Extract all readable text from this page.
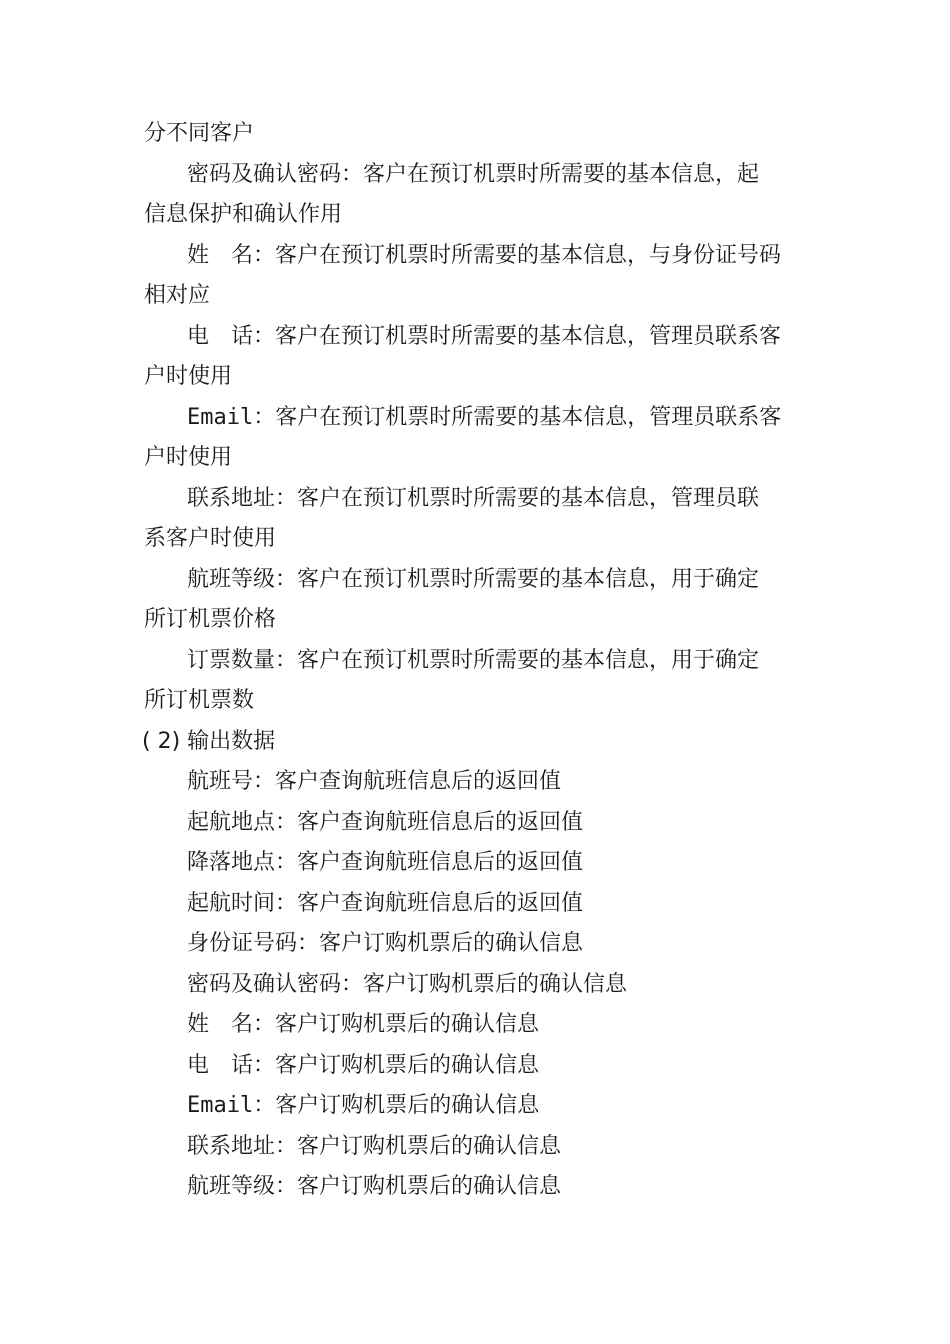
分不同客户
密码及确认密码：客户在预订机票时所需要的基本信息，起
信息保护和确认作用
姓　名：客户在预订机票时所需要的基本信息，与身份证号码
相对应
电　话：客户在预订机票时所需要的基本信息，管理员联系客
户时使用
Email：客户在预订机票时所需要的基本信息，管理员联系客
户时使用
联系地址：客户在预订机票时所需要的基本信息，管理员联
系客户时使用
航班等级：客户在预订机票时所需要的基本信息，用于确定
所订机票价格
订票数量：客户在预订机票时所需要的基本信息，用于确定
所订机票数
( 2) 输出数据
航班号：客户查询航班信息后的返回值
起航地点：客户查询航班信息后的返回值
降落地点：客户查询航班信息后的返回值
起航时间：客户查询航班信息后的返回值
身份证号码：客户订购机票后的确认信息
密码及确认密码：客户订购机票后的确认信息
姓　名：客户订购机票后的确认信息
电　话：客户订购机票后的确认信息
Email：客户订购机票后的确认信息
联系地址：客户订购机票后的确认信息
航班等级：客户订购机票后的确认信息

-=-=-

** TO DO **
Omit the pictures and output all of the other material exactly.

** RESPONSE **
Extract all readable text from this page.
分不同客户
密码及确认密码：客户在预订机票时所需要的基本信息，起
信息保护和确认作用
姓　名：客户在预订机票时所需要的基本信息，与身份证号码
相对应
电　话：客户在预订机票时所需要的基本信息，管理员联系客
户时使用
Email：客户在预订机票时所需要的基本信息，管理员联系客
户时使用
联系地址：客户在预订机票时所需要的基本信息，管理员联
系客户时使用
航班等级：客户在预订机票时所需要的基本信息，用于确定
所订机票价格
订票数量：客户在预订机票时所需要的基本信息，用于确定
所订机票数
( 2) 输出数据
航班号：客户查询航班信息后的返回值
起航地点：客户查询航班信息后的返回值
降落地点：客户查询航班信息后的返回值
起航时间：客户查询航班信息后的返回值
身份证号码：客户订购机票后的确认信息
密码及确认密码：客户订购机票后的确认信息
姓　名：客户订购机票后的确认信息
电　话：客户订购机票后的确认信息
Email：客户订购机票后的确认信息
联系地址：客户订购机票后的确认信息
航班等级：客户订购机票后的确认信息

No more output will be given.